[Start Task material]
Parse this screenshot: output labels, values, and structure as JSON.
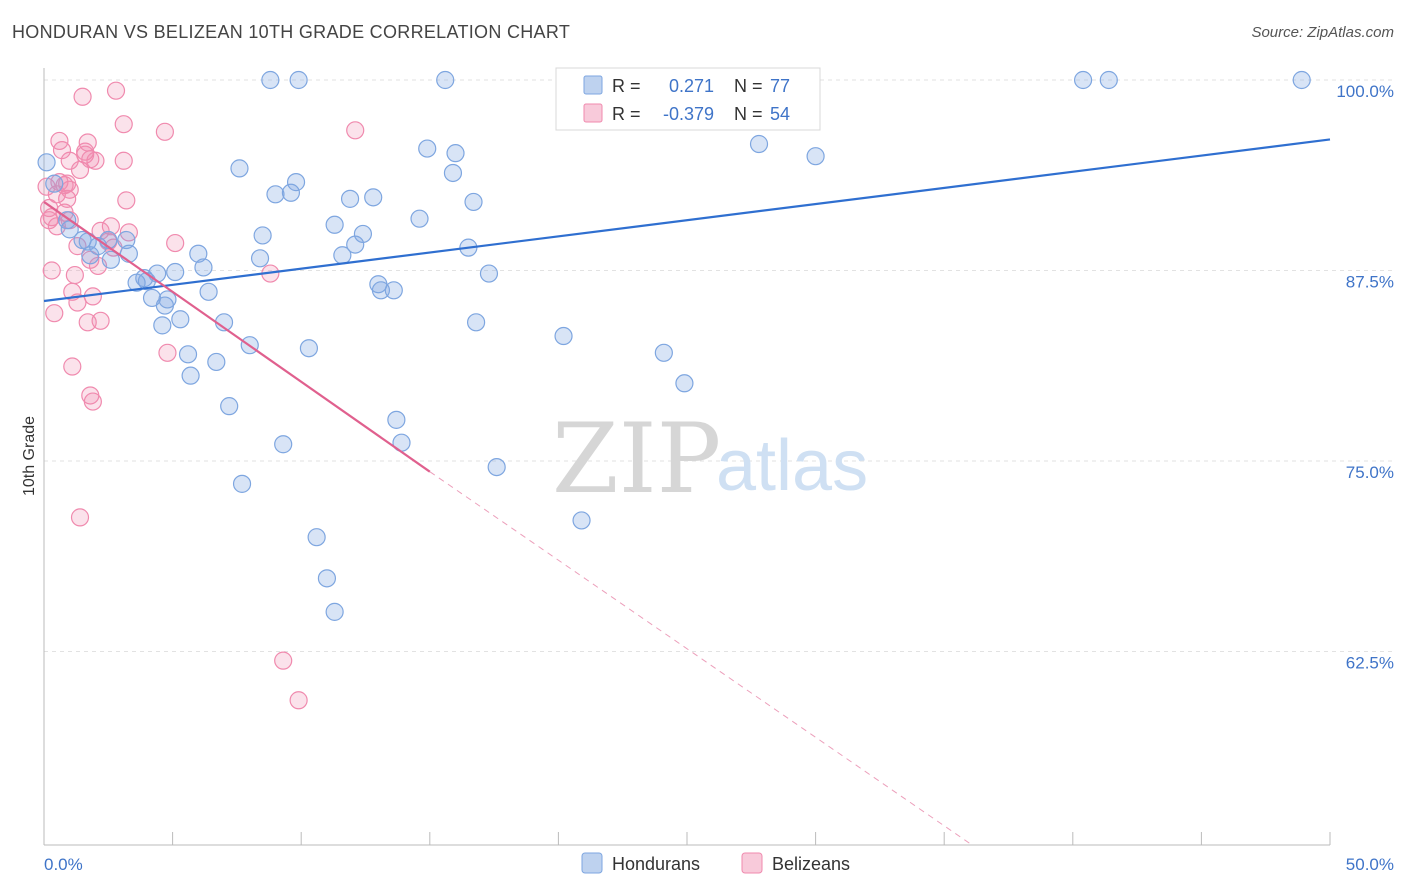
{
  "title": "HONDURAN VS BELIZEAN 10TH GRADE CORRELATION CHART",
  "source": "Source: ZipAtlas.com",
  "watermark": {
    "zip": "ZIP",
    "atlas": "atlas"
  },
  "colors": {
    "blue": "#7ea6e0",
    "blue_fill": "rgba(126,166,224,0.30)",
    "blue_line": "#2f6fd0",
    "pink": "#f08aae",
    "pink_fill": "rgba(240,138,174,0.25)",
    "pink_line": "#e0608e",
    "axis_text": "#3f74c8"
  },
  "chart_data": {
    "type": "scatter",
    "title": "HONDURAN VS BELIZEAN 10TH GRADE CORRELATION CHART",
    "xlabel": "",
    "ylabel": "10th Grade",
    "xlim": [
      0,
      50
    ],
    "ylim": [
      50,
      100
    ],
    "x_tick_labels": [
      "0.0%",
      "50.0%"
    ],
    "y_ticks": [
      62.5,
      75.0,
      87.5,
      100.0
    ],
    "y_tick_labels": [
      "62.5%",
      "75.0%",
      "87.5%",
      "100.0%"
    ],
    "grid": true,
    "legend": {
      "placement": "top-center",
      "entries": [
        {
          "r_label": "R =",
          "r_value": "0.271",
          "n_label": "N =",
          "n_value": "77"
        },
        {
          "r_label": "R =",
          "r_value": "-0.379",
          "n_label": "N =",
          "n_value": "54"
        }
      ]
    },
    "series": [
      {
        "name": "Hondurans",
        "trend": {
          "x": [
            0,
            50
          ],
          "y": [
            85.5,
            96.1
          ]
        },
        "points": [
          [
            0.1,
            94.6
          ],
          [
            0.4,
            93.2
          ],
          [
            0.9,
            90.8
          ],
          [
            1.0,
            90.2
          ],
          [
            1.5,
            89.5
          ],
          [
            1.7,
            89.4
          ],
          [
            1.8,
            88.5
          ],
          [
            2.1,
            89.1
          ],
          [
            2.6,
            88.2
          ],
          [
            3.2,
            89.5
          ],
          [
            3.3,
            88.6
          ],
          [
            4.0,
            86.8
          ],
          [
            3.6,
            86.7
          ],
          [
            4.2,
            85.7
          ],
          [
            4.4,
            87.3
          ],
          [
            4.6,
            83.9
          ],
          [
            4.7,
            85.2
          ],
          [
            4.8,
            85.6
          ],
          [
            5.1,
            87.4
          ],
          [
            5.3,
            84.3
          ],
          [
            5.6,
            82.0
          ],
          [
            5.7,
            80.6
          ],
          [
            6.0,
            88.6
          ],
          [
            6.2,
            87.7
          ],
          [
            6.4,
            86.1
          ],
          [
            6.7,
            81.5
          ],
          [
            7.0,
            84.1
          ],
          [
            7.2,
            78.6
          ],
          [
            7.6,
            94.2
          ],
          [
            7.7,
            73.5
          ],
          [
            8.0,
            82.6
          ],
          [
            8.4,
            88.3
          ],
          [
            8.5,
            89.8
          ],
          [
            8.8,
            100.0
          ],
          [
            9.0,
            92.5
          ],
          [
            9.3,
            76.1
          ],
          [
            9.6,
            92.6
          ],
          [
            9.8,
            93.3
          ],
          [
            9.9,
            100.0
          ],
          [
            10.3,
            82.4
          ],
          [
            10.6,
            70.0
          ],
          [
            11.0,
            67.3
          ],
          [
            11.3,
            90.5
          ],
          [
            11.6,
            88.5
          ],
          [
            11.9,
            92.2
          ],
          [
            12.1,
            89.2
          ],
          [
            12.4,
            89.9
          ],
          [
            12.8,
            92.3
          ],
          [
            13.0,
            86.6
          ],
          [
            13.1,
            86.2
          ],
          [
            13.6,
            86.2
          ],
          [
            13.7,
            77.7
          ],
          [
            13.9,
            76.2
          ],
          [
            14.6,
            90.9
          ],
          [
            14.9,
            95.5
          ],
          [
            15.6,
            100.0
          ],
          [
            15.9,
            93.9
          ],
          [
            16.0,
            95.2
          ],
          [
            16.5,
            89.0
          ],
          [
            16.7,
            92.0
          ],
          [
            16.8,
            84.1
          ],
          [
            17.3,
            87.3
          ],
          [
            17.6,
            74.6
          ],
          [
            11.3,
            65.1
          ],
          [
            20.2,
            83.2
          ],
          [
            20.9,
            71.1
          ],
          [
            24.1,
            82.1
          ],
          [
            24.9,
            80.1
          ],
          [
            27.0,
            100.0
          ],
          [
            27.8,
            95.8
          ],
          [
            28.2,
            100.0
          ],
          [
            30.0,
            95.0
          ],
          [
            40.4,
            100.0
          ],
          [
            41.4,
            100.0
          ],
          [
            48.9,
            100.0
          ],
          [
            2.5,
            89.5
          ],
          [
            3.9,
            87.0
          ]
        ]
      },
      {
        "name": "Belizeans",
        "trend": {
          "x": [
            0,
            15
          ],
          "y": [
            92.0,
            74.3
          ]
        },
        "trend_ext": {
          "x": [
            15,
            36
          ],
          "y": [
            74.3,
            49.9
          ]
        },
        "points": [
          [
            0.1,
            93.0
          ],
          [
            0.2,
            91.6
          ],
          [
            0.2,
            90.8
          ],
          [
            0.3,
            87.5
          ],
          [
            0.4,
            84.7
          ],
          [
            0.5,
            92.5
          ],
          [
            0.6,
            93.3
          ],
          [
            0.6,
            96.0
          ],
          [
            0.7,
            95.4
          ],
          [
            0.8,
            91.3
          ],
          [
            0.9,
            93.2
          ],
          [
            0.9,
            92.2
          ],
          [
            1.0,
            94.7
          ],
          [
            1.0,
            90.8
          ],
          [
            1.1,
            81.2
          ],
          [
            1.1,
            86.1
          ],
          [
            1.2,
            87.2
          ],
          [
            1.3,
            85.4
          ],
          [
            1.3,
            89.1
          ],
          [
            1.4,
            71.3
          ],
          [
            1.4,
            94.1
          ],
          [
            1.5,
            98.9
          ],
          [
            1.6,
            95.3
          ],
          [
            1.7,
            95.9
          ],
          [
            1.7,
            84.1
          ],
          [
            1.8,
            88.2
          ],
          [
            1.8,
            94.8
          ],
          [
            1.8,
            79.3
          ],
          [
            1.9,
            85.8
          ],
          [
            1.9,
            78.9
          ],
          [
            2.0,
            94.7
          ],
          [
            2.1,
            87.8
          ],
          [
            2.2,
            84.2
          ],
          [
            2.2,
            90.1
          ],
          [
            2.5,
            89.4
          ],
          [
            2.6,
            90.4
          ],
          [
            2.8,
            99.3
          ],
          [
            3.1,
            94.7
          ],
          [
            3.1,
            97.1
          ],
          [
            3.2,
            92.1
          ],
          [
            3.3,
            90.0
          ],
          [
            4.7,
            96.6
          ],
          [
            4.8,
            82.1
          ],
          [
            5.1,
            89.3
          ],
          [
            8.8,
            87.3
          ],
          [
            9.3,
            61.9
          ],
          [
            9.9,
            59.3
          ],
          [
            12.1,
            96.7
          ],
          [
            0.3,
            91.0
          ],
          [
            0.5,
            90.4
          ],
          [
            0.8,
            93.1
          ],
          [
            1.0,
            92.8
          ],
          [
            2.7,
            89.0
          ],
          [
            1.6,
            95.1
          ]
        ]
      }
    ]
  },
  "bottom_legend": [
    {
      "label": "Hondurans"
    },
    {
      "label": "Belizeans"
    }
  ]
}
[End Task material]
**What is needed**: Make an exact copy of every record, pictures excluded.

**Solution to this exercise**:
Parse this screenshot: output labels, values, and structure as JSON.
{
  "title": "HONDURAN VS BELIZEAN 10TH GRADE CORRELATION CHART",
  "source": "Source: ZipAtlas.com",
  "watermark": {
    "zip": "ZIP",
    "atlas": "atlas"
  },
  "colors": {
    "blue": "#7ea6e0",
    "blue_fill": "rgba(126,166,224,0.30)",
    "blue_line": "#2f6fd0",
    "pink": "#f08aae",
    "pink_fill": "rgba(240,138,174,0.25)",
    "pink_line": "#e0608e",
    "axis_text": "#3f74c8"
  },
  "chart_data": {
    "type": "scatter",
    "title": "HONDURAN VS BELIZEAN 10TH GRADE CORRELATION CHART",
    "xlabel": "",
    "ylabel": "10th Grade",
    "xlim": [
      0,
      50
    ],
    "ylim": [
      50,
      100
    ],
    "x_tick_labels": [
      "0.0%",
      "50.0%"
    ],
    "y_ticks": [
      62.5,
      75.0,
      87.5,
      100.0
    ],
    "y_tick_labels": [
      "62.5%",
      "75.0%",
      "87.5%",
      "100.0%"
    ],
    "grid": true,
    "legend": {
      "placement": "top-center",
      "entries": [
        {
          "r_label": "R =",
          "r_value": "0.271",
          "n_label": "N =",
          "n_value": "77"
        },
        {
          "r_label": "R =",
          "r_value": "-0.379",
          "n_label": "N =",
          "n_value": "54"
        }
      ]
    },
    "series": [
      {
        "name": "Hondurans",
        "trend": {
          "x": [
            0,
            50
          ],
          "y": [
            85.5,
            96.1
          ]
        },
        "points": [
          [
            0.1,
            94.6
          ],
          [
            0.4,
            93.2
          ],
          [
            0.9,
            90.8
          ],
          [
            1.0,
            90.2
          ],
          [
            1.5,
            89.5
          ],
          [
            1.7,
            89.4
          ],
          [
            1.8,
            88.5
          ],
          [
            2.1,
            89.1
          ],
          [
            2.6,
            88.2
          ],
          [
            3.2,
            89.5
          ],
          [
            3.3,
            88.6
          ],
          [
            4.0,
            86.8
          ],
          [
            3.6,
            86.7
          ],
          [
            4.2,
            85.7
          ],
          [
            4.4,
            87.3
          ],
          [
            4.6,
            83.9
          ],
          [
            4.7,
            85.2
          ],
          [
            4.8,
            85.6
          ],
          [
            5.1,
            87.4
          ],
          [
            5.3,
            84.3
          ],
          [
            5.6,
            82.0
          ],
          [
            5.7,
            80.6
          ],
          [
            6.0,
            88.6
          ],
          [
            6.2,
            87.7
          ],
          [
            6.4,
            86.1
          ],
          [
            6.7,
            81.5
          ],
          [
            7.0,
            84.1
          ],
          [
            7.2,
            78.6
          ],
          [
            7.6,
            94.2
          ],
          [
            7.7,
            73.5
          ],
          [
            8.0,
            82.6
          ],
          [
            8.4,
            88.3
          ],
          [
            8.5,
            89.8
          ],
          [
            8.8,
            100.0
          ],
          [
            9.0,
            92.5
          ],
          [
            9.3,
            76.1
          ],
          [
            9.6,
            92.6
          ],
          [
            9.8,
            93.3
          ],
          [
            9.9,
            100.0
          ],
          [
            10.3,
            82.4
          ],
          [
            10.6,
            70.0
          ],
          [
            11.0,
            67.3
          ],
          [
            11.3,
            90.5
          ],
          [
            11.6,
            88.5
          ],
          [
            11.9,
            92.2
          ],
          [
            12.1,
            89.2
          ],
          [
            12.4,
            89.9
          ],
          [
            12.8,
            92.3
          ],
          [
            13.0,
            86.6
          ],
          [
            13.1,
            86.2
          ],
          [
            13.6,
            86.2
          ],
          [
            13.7,
            77.7
          ],
          [
            13.9,
            76.2
          ],
          [
            14.6,
            90.9
          ],
          [
            14.9,
            95.5
          ],
          [
            15.6,
            100.0
          ],
          [
            15.9,
            93.9
          ],
          [
            16.0,
            95.2
          ],
          [
            16.5,
            89.0
          ],
          [
            16.7,
            92.0
          ],
          [
            16.8,
            84.1
          ],
          [
            17.3,
            87.3
          ],
          [
            17.6,
            74.6
          ],
          [
            11.3,
            65.1
          ],
          [
            20.2,
            83.2
          ],
          [
            20.9,
            71.1
          ],
          [
            24.1,
            82.1
          ],
          [
            24.9,
            80.1
          ],
          [
            27.0,
            100.0
          ],
          [
            27.8,
            95.8
          ],
          [
            28.2,
            100.0
          ],
          [
            30.0,
            95.0
          ],
          [
            40.4,
            100.0
          ],
          [
            41.4,
            100.0
          ],
          [
            48.9,
            100.0
          ],
          [
            2.5,
            89.5
          ],
          [
            3.9,
            87.0
          ]
        ]
      },
      {
        "name": "Belizeans",
        "trend": {
          "x": [
            0,
            15
          ],
          "y": [
            92.0,
            74.3
          ]
        },
        "trend_ext": {
          "x": [
            15,
            36
          ],
          "y": [
            74.3,
            49.9
          ]
        },
        "points": [
          [
            0.1,
            93.0
          ],
          [
            0.2,
            91.6
          ],
          [
            0.2,
            90.8
          ],
          [
            0.3,
            87.5
          ],
          [
            0.4,
            84.7
          ],
          [
            0.5,
            92.5
          ],
          [
            0.6,
            93.3
          ],
          [
            0.6,
            96.0
          ],
          [
            0.7,
            95.4
          ],
          [
            0.8,
            91.3
          ],
          [
            0.9,
            93.2
          ],
          [
            0.9,
            92.2
          ],
          [
            1.0,
            94.7
          ],
          [
            1.0,
            90.8
          ],
          [
            1.1,
            81.2
          ],
          [
            1.1,
            86.1
          ],
          [
            1.2,
            87.2
          ],
          [
            1.3,
            85.4
          ],
          [
            1.3,
            89.1
          ],
          [
            1.4,
            71.3
          ],
          [
            1.4,
            94.1
          ],
          [
            1.5,
            98.9
          ],
          [
            1.6,
            95.3
          ],
          [
            1.7,
            95.9
          ],
          [
            1.7,
            84.1
          ],
          [
            1.8,
            88.2
          ],
          [
            1.8,
            94.8
          ],
          [
            1.8,
            79.3
          ],
          [
            1.9,
            85.8
          ],
          [
            1.9,
            78.9
          ],
          [
            2.0,
            94.7
          ],
          [
            2.1,
            87.8
          ],
          [
            2.2,
            84.2
          ],
          [
            2.2,
            90.1
          ],
          [
            2.5,
            89.4
          ],
          [
            2.6,
            90.4
          ],
          [
            2.8,
            99.3
          ],
          [
            3.1,
            94.7
          ],
          [
            3.1,
            97.1
          ],
          [
            3.2,
            92.1
          ],
          [
            3.3,
            90.0
          ],
          [
            4.7,
            96.6
          ],
          [
            4.8,
            82.1
          ],
          [
            5.1,
            89.3
          ],
          [
            8.8,
            87.3
          ],
          [
            9.3,
            61.9
          ],
          [
            9.9,
            59.3
          ],
          [
            12.1,
            96.7
          ],
          [
            0.3,
            91.0
          ],
          [
            0.5,
            90.4
          ],
          [
            0.8,
            93.1
          ],
          [
            1.0,
            92.8
          ],
          [
            2.7,
            89.0
          ],
          [
            1.6,
            95.1
          ]
        ]
      }
    ]
  },
  "bottom_legend": [
    {
      "label": "Hondurans"
    },
    {
      "label": "Belizeans"
    }
  ]
}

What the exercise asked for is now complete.